(Dataset excerpts)
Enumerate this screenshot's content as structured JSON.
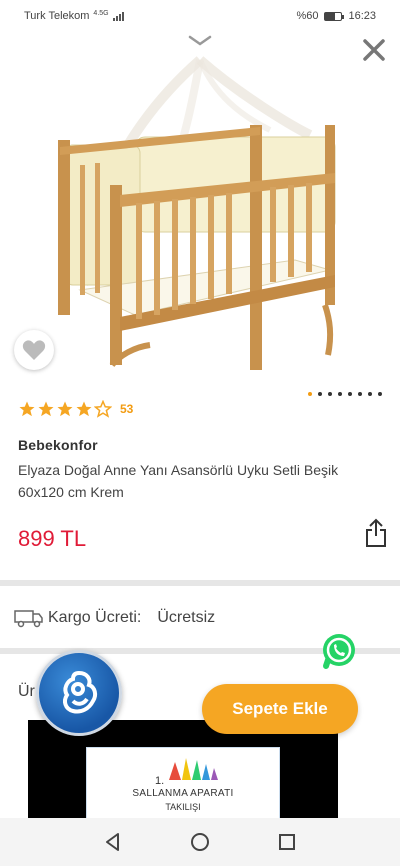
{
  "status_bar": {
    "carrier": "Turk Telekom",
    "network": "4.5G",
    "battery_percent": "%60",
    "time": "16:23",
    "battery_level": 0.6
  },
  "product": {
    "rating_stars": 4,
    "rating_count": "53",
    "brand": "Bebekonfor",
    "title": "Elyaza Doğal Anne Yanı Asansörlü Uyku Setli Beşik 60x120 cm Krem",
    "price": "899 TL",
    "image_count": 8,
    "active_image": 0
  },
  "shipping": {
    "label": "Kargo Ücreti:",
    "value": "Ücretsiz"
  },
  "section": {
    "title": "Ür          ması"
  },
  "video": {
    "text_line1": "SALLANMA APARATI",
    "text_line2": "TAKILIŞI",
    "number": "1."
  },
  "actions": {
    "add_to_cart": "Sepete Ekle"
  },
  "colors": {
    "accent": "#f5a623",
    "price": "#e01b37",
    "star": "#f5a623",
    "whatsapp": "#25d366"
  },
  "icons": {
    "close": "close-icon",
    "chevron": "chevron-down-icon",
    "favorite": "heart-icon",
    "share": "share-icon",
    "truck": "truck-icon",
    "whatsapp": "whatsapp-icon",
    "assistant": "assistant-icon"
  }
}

**JOB**
Pictures in the records must not appear in the copy; transcribe everything else precisely.

**RIGHT ANSWER**
Enumerate this screenshot's content as structured JSON.
{
  "status_bar": {
    "carrier": "Turk Telekom",
    "network": "4.5G",
    "battery_percent": "%60",
    "time": "16:23",
    "battery_level": 0.6
  },
  "product": {
    "rating_stars": 4,
    "rating_count": "53",
    "brand": "Bebekonfor",
    "title": "Elyaza Doğal Anne Yanı Asansörlü Uyku Setli Beşik 60x120 cm Krem",
    "price": "899 TL",
    "image_count": 8,
    "active_image": 0
  },
  "shipping": {
    "label": "Kargo Ücreti:",
    "value": "Ücretsiz"
  },
  "section": {
    "title": "Ür          ması"
  },
  "video": {
    "text_line1": "SALLANMA APARATI",
    "text_line2": "TAKILIŞI",
    "number": "1."
  },
  "actions": {
    "add_to_cart": "Sepete Ekle"
  },
  "colors": {
    "accent": "#f5a623",
    "price": "#e01b37",
    "star": "#f5a623",
    "whatsapp": "#25d366"
  },
  "icons": {
    "close": "close-icon",
    "chevron": "chevron-down-icon",
    "favorite": "heart-icon",
    "share": "share-icon",
    "truck": "truck-icon",
    "whatsapp": "whatsapp-icon",
    "assistant": "assistant-icon"
  }
}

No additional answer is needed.